[BEGIN Data]

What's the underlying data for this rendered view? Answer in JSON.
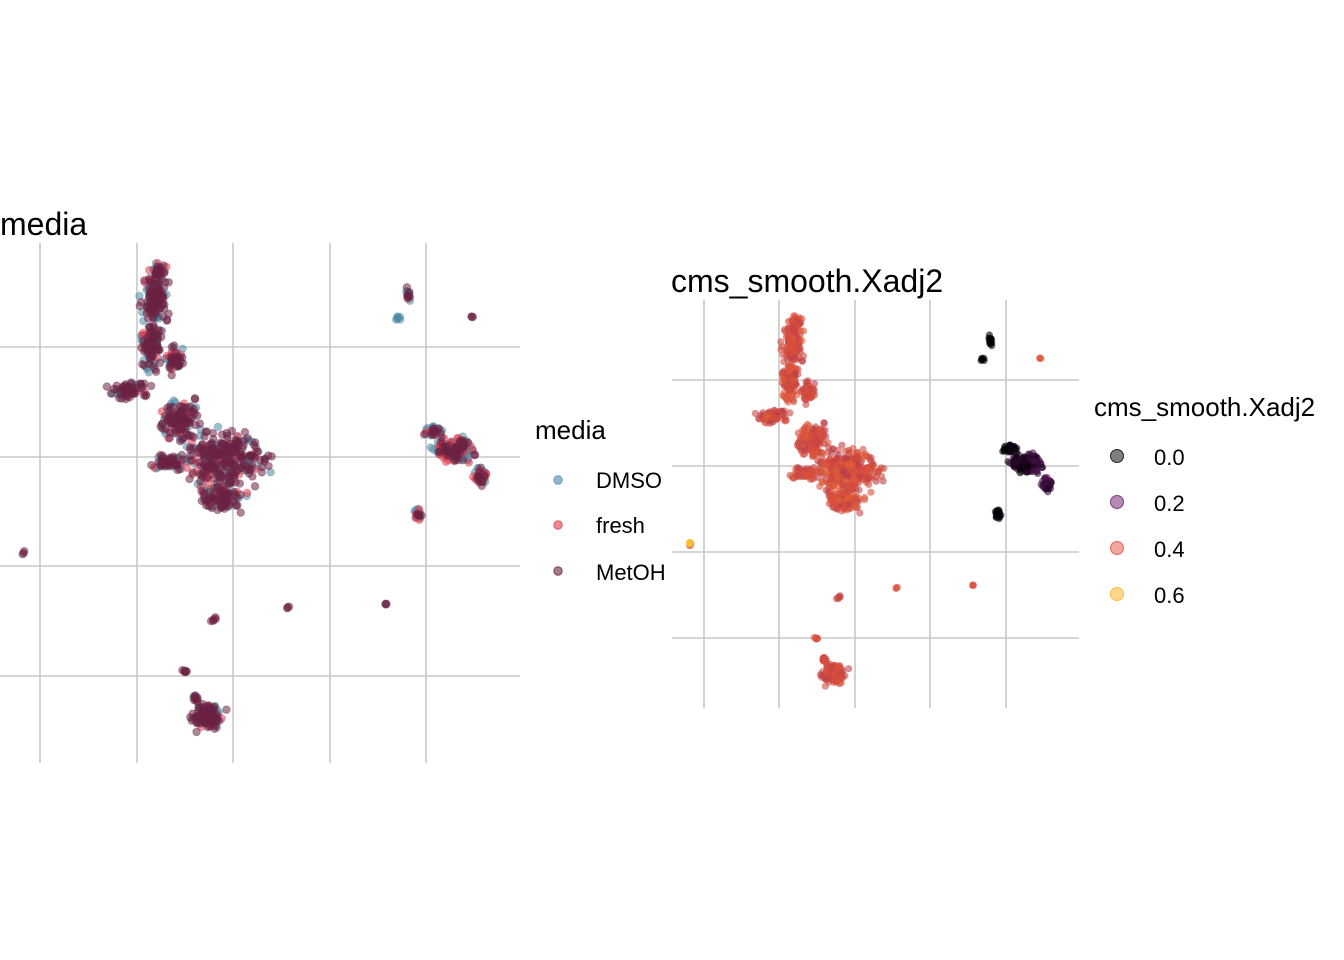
{
  "chart_data": [
    {
      "type": "scatter",
      "title": "media",
      "grid": true,
      "axis_text": false,
      "legend": {
        "title": "media",
        "placement": "right",
        "entries": [
          {
            "label": "DMSO",
            "color": "#4f8aa6"
          },
          {
            "label": "fresh",
            "color": "#e03c4a"
          },
          {
            "label": "MetOH",
            "color": "#6b2244"
          }
        ]
      },
      "clusters": [
        {
          "name": "main",
          "media": [
            "DMSO",
            "fresh",
            "MetOH"
          ]
        },
        {
          "name": "right",
          "media": [
            "DMSO",
            "fresh",
            "MetOH"
          ]
        },
        {
          "name": "bottom",
          "media": [
            "DMSO",
            "MetOH"
          ]
        }
      ]
    },
    {
      "type": "scatter",
      "title": "cms_smooth.Xadj2",
      "grid": true,
      "axis_text": false,
      "legend": {
        "title": "cms_smooth.Xadj2",
        "placement": "right",
        "entries": [
          {
            "label": "0.0",
            "value": 0.0,
            "color": "#000004"
          },
          {
            "label": "0.2",
            "value": 0.2,
            "color": "#6b186e"
          },
          {
            "label": "0.4",
            "value": 0.4,
            "color": "#dd513a"
          },
          {
            "label": "0.6",
            "value": 0.6,
            "color": "#f3b019"
          }
        ]
      },
      "color_scale": {
        "name": "inferno",
        "range": [
          0.0,
          0.7
        ]
      }
    }
  ]
}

[END Data]

Given problem | Extract each line holding the word "title" from the records.

Result of the task |
      "title": "media",
        "title": "media",
      "title": "cms_smooth.Xadj2",
        "title": "cms_smooth.Xadj2",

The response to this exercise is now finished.